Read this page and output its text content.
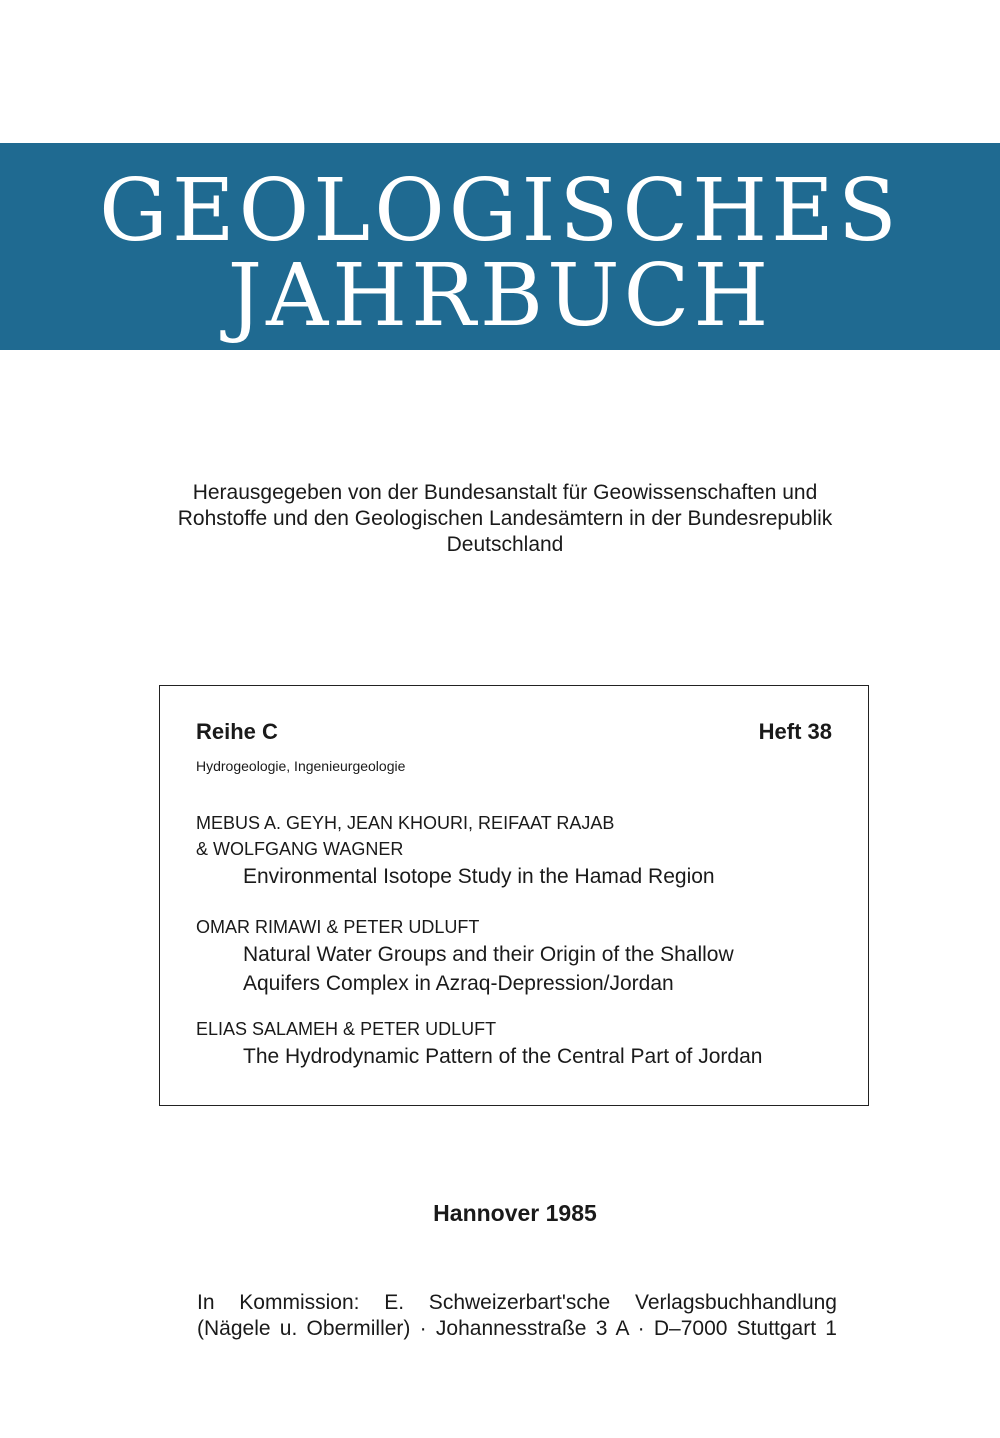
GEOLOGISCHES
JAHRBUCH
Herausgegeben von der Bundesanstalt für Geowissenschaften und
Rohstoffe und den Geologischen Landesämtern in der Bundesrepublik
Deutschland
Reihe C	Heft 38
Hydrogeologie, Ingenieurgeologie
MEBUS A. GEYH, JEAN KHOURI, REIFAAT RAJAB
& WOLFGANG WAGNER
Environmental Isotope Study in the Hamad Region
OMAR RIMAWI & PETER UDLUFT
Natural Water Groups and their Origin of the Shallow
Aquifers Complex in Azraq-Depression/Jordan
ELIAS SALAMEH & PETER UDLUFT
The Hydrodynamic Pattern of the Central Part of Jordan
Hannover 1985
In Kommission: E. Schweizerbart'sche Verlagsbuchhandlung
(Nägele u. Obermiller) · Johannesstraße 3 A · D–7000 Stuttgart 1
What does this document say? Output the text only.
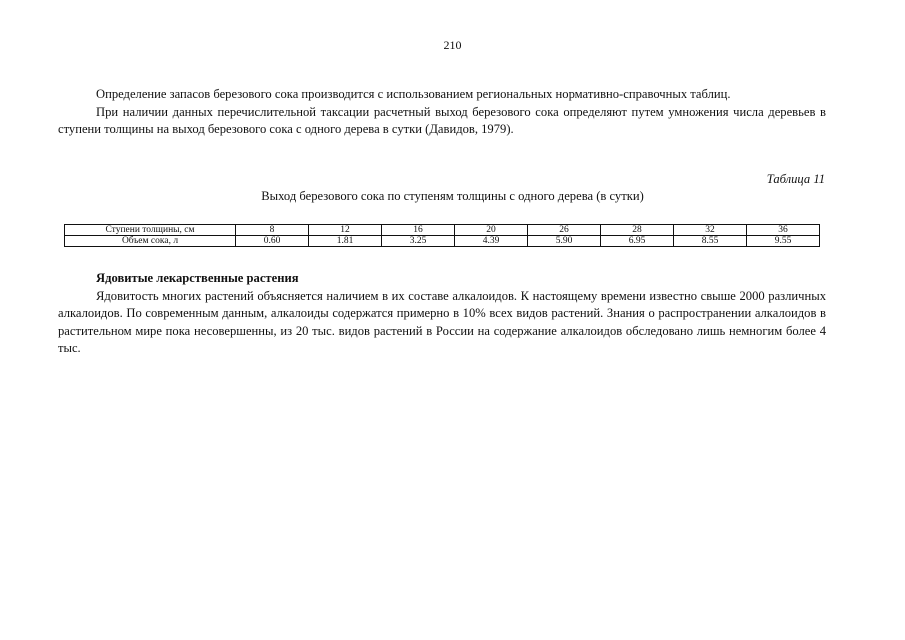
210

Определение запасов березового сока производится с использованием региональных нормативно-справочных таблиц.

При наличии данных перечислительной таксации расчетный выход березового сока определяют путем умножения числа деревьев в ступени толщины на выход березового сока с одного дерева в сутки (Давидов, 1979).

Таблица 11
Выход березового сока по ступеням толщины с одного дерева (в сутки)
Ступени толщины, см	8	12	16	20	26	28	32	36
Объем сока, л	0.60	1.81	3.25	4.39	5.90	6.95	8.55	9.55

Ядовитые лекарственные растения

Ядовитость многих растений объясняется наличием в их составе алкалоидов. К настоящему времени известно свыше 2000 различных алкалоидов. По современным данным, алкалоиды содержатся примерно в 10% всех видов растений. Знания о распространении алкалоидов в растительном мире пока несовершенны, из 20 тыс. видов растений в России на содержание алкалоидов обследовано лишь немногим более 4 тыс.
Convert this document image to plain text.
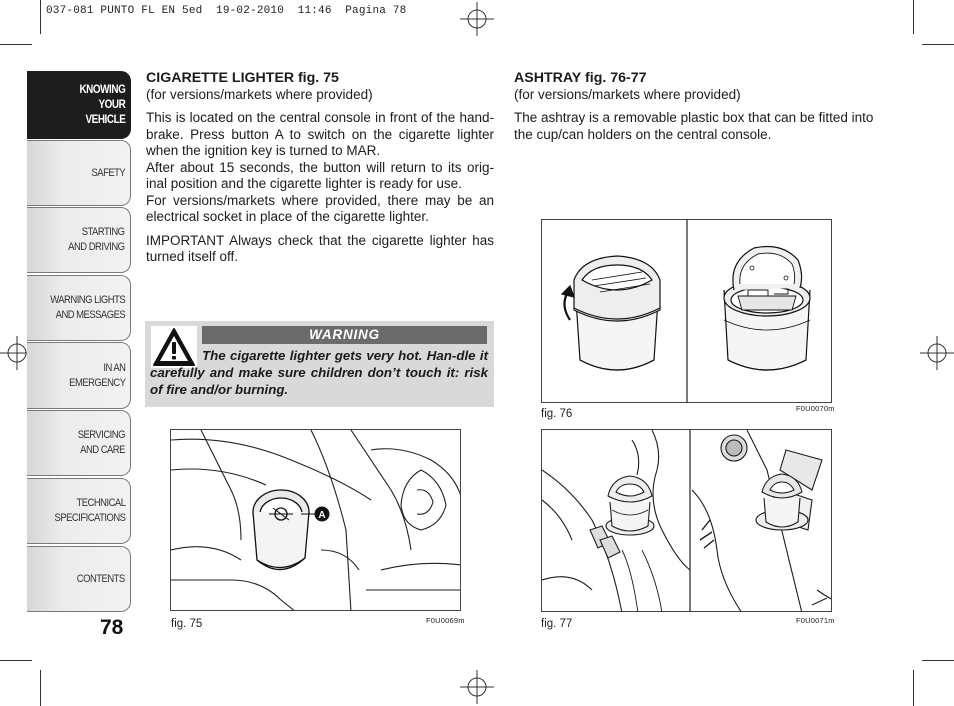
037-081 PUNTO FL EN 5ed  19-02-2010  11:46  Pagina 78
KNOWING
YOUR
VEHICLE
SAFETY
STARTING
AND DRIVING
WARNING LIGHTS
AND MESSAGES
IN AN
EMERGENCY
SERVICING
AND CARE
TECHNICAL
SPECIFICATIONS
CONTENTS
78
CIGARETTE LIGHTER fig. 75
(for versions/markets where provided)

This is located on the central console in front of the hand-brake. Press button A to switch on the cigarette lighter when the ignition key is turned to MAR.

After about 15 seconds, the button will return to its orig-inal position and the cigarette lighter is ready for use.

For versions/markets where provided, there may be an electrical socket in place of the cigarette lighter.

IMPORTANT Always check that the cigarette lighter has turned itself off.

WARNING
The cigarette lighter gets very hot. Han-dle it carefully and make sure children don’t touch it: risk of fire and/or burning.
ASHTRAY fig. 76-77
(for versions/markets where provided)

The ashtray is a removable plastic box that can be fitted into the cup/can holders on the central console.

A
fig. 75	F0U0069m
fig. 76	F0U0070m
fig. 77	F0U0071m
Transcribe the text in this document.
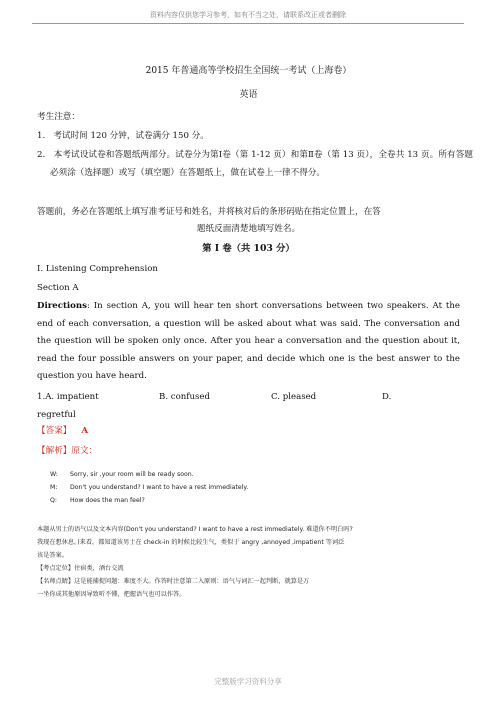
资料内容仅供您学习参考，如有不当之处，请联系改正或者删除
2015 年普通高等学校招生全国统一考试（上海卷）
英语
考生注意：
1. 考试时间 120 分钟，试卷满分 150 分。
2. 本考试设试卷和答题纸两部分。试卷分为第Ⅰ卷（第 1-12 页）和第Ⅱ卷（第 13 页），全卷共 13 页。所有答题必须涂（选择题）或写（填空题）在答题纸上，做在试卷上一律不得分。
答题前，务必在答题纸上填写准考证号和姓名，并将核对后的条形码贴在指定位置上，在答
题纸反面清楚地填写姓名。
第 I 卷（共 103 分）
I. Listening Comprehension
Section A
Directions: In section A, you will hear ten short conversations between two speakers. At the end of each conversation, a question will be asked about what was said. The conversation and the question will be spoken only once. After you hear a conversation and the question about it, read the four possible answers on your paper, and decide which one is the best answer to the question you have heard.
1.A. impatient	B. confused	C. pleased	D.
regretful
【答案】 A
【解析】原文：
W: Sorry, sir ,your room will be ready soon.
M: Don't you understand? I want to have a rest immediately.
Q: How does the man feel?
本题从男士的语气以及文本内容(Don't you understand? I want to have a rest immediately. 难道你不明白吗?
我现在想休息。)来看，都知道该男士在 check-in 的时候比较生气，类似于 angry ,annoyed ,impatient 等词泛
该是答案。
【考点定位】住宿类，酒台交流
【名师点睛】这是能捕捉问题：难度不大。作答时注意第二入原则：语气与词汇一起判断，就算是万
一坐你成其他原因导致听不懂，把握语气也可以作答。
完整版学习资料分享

---

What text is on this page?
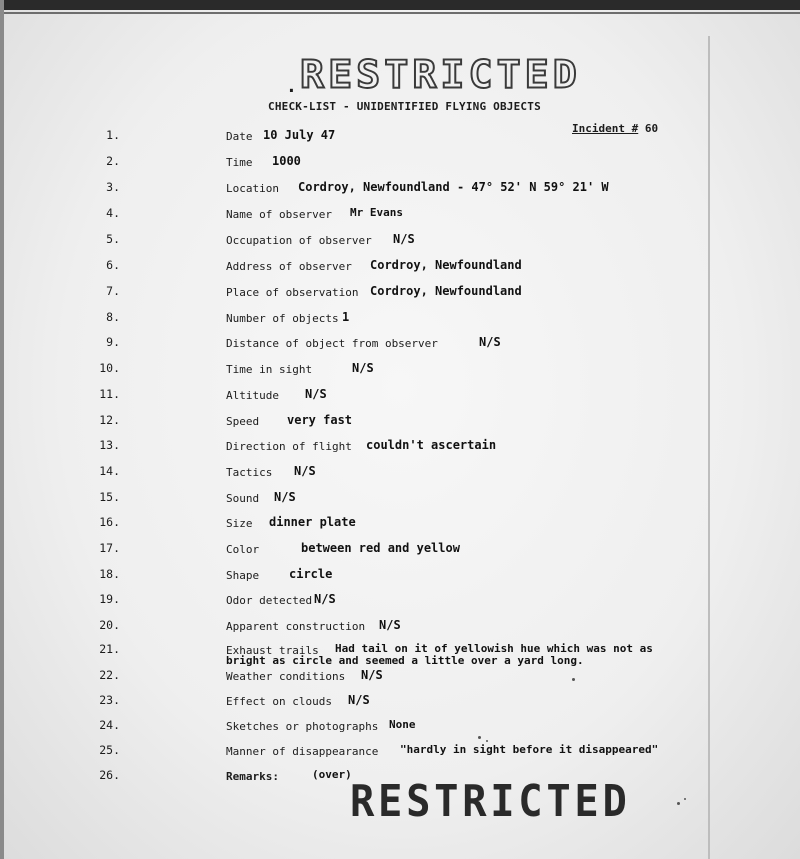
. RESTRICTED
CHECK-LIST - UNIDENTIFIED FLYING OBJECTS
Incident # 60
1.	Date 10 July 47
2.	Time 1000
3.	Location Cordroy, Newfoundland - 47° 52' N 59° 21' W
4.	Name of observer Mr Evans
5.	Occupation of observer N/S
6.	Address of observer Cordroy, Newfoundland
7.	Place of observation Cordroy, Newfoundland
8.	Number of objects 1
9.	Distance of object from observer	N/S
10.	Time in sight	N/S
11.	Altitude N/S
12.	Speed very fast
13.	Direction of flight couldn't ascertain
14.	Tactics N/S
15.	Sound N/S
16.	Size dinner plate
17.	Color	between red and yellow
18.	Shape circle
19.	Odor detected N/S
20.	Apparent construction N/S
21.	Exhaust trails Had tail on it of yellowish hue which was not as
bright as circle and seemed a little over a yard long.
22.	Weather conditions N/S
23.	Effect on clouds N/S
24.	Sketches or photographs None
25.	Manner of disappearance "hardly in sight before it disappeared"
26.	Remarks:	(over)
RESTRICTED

---

**Exercise description:** Pull every line containing "Jordan" from the material above.

**In response:**
Aquifers Complex in Azraq-Depression/Jordan
The Hydrodynamic Pattern of the Central Part of Jordan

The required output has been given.